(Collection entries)
%%
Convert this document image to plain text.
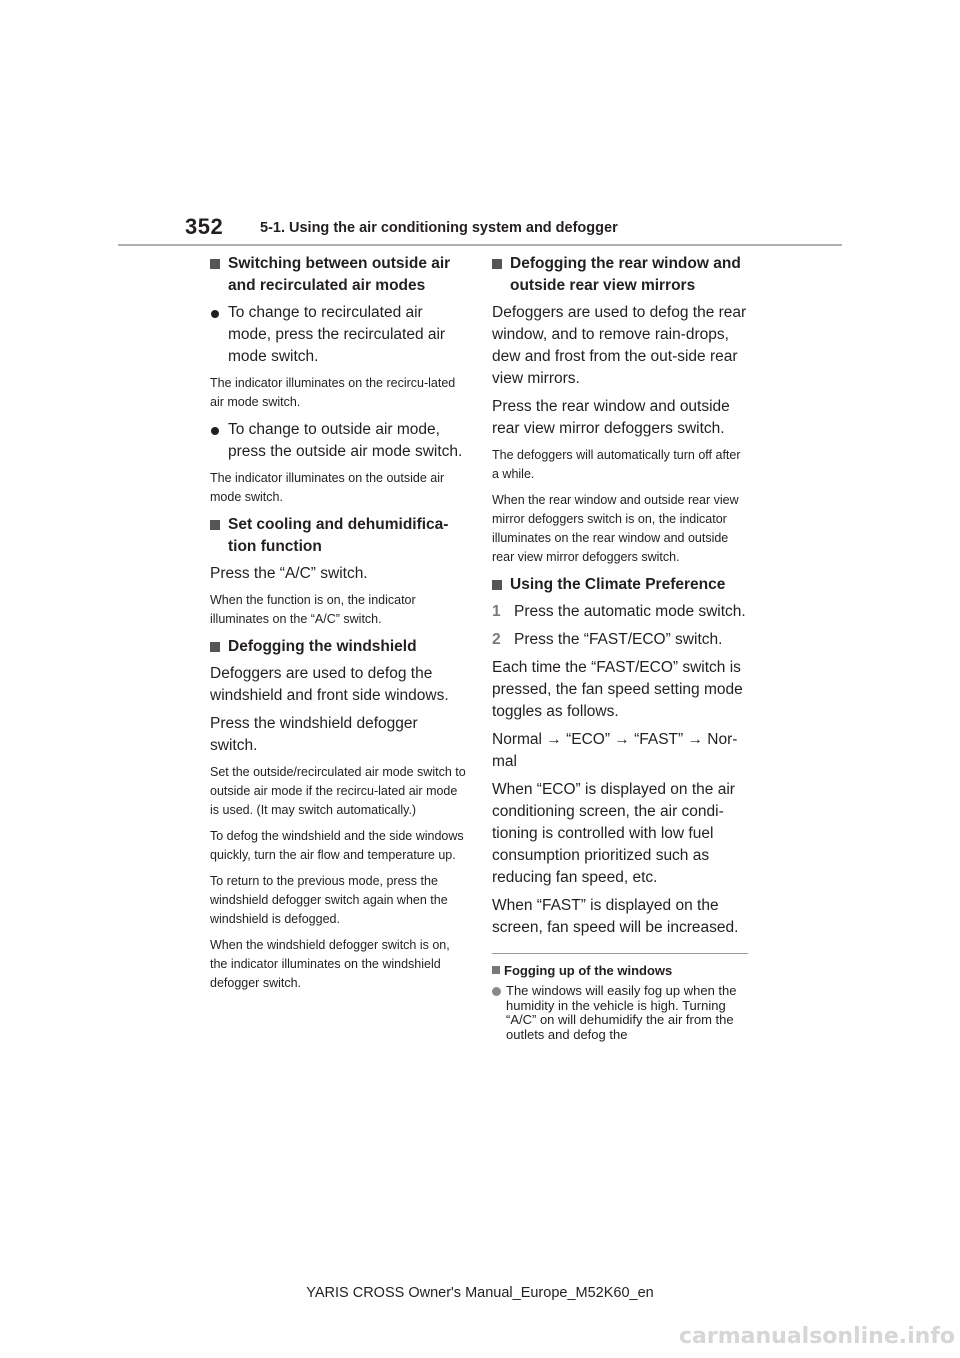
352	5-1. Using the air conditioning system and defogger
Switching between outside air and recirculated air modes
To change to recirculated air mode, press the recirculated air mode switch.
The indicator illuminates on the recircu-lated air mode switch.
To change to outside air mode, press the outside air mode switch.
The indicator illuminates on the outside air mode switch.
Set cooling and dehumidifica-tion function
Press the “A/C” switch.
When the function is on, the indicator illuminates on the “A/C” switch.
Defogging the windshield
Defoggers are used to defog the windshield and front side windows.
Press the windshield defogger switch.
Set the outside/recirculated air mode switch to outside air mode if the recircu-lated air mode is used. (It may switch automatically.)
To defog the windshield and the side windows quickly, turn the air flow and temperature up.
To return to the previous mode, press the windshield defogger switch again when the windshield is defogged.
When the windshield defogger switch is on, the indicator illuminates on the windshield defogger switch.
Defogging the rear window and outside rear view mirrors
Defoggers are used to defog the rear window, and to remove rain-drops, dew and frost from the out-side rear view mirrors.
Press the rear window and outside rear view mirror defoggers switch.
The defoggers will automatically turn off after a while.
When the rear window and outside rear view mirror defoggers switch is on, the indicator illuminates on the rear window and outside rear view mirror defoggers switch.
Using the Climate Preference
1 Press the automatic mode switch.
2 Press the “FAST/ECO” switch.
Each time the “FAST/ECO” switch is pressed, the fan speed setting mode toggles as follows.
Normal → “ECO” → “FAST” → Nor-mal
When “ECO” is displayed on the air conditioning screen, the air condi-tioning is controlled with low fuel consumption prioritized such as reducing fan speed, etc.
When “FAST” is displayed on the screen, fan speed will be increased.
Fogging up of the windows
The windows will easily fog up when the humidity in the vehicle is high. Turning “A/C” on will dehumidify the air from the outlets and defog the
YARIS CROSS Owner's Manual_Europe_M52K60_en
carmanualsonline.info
%%
%%
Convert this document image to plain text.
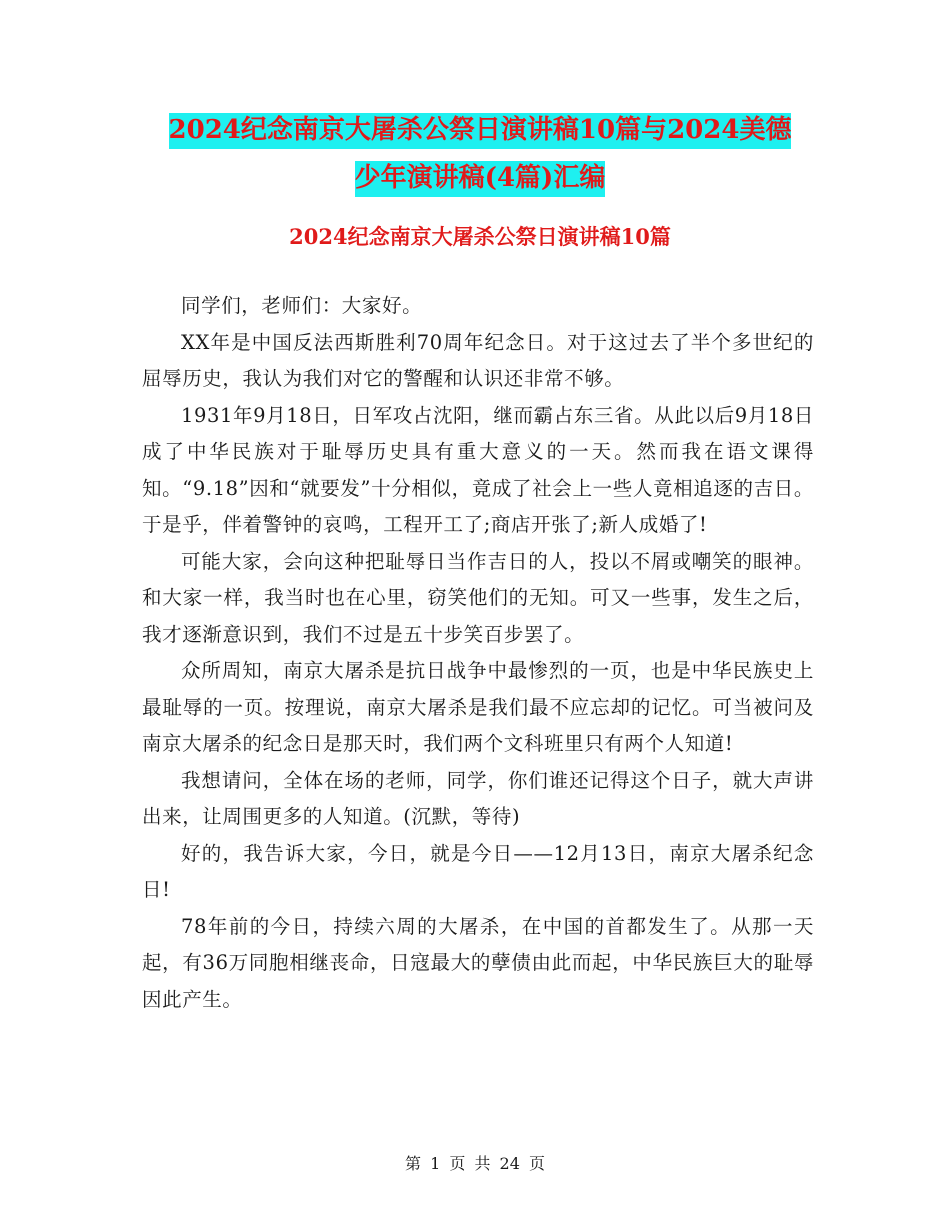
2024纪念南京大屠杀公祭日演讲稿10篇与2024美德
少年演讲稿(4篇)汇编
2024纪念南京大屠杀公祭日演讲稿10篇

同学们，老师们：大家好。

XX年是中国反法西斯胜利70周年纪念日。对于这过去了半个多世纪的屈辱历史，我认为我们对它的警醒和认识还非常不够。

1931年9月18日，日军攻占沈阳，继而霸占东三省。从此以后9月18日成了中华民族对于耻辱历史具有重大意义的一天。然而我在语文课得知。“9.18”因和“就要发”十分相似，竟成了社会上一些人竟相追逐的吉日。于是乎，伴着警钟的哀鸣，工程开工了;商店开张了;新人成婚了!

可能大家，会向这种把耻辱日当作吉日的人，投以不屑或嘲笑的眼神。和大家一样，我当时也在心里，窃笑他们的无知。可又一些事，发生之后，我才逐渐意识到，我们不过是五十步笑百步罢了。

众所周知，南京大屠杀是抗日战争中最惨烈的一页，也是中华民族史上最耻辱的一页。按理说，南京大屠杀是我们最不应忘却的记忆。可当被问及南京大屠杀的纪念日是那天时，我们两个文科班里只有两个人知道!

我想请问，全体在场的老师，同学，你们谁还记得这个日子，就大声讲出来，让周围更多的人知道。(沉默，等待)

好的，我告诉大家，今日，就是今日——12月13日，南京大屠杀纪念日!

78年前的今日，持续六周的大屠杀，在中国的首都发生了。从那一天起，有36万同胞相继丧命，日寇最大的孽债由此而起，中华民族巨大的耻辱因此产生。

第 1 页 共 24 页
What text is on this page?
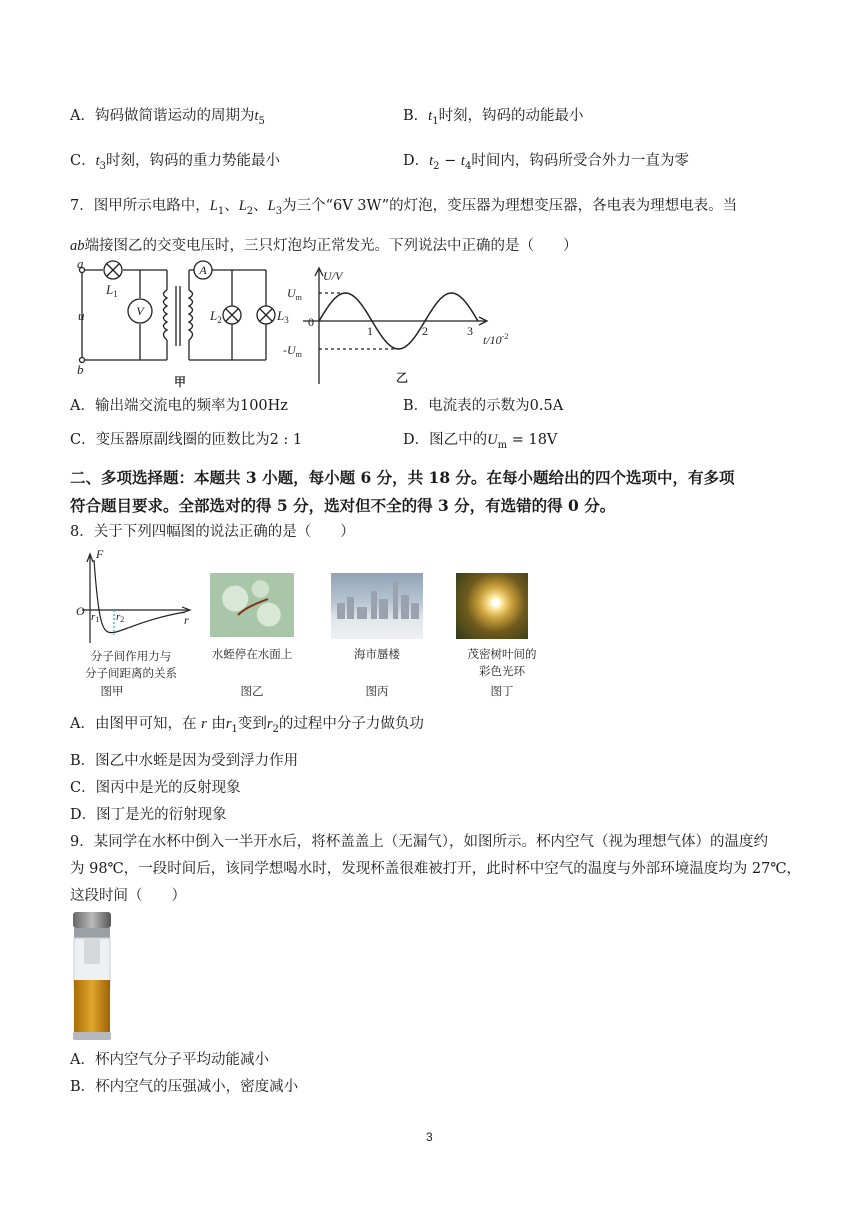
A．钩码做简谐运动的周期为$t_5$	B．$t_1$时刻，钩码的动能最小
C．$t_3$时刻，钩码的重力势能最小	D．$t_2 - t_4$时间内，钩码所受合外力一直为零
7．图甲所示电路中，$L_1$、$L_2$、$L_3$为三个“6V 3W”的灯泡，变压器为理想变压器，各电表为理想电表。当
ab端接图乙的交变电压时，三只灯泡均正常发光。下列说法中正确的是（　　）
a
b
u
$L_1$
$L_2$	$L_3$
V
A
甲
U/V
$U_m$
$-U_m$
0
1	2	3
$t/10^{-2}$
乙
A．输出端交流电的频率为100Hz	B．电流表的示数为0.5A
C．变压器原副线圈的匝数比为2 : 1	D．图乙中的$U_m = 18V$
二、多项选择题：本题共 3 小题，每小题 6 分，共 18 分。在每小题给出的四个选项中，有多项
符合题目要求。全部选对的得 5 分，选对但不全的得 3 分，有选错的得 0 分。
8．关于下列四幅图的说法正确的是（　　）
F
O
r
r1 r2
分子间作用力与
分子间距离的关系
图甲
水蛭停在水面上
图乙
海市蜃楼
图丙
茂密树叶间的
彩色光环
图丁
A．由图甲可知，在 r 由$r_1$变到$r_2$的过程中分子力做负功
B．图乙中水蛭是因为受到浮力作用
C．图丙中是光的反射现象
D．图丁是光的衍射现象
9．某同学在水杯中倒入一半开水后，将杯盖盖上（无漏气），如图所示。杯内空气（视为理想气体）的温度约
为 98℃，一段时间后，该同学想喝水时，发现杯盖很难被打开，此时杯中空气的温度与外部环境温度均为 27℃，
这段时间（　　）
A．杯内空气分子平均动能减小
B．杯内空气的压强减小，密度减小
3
%%
%%
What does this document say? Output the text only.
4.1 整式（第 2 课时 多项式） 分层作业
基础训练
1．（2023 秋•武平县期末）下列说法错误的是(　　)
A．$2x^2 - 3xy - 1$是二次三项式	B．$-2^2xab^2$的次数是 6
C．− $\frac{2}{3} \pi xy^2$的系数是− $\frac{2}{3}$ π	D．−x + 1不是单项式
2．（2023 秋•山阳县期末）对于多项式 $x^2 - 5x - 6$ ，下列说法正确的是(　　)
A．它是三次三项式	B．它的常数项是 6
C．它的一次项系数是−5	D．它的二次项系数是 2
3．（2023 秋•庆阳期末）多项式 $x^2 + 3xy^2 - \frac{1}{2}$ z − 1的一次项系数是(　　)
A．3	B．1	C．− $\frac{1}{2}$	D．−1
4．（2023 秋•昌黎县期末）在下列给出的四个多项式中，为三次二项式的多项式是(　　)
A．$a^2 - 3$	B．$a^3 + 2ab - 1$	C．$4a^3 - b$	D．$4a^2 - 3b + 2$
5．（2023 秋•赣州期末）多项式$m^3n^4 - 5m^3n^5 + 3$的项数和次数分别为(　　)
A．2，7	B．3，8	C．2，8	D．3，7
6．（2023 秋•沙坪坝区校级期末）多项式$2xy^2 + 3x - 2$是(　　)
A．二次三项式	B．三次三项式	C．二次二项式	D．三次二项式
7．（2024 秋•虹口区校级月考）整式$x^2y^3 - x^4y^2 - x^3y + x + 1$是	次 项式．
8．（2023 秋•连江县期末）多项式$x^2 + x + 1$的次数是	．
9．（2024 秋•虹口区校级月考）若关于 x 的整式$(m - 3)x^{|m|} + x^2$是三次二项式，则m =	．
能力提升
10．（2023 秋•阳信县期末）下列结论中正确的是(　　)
%%
(Brief)
Working from the listing above, pick out every line that has "虹口区校级月考" and copy it.

(Answer to the task)
7．（2024 秋•虹口区校级月考）整式$x^2y^3 - x^4y^2 - x^3y + x + 1$是	次 项式．
9．（2024 秋•虹口区校级月考）若关于 x 的整式$(m - 3)x^{|m|} + x^2$是三次二项式，则m =	．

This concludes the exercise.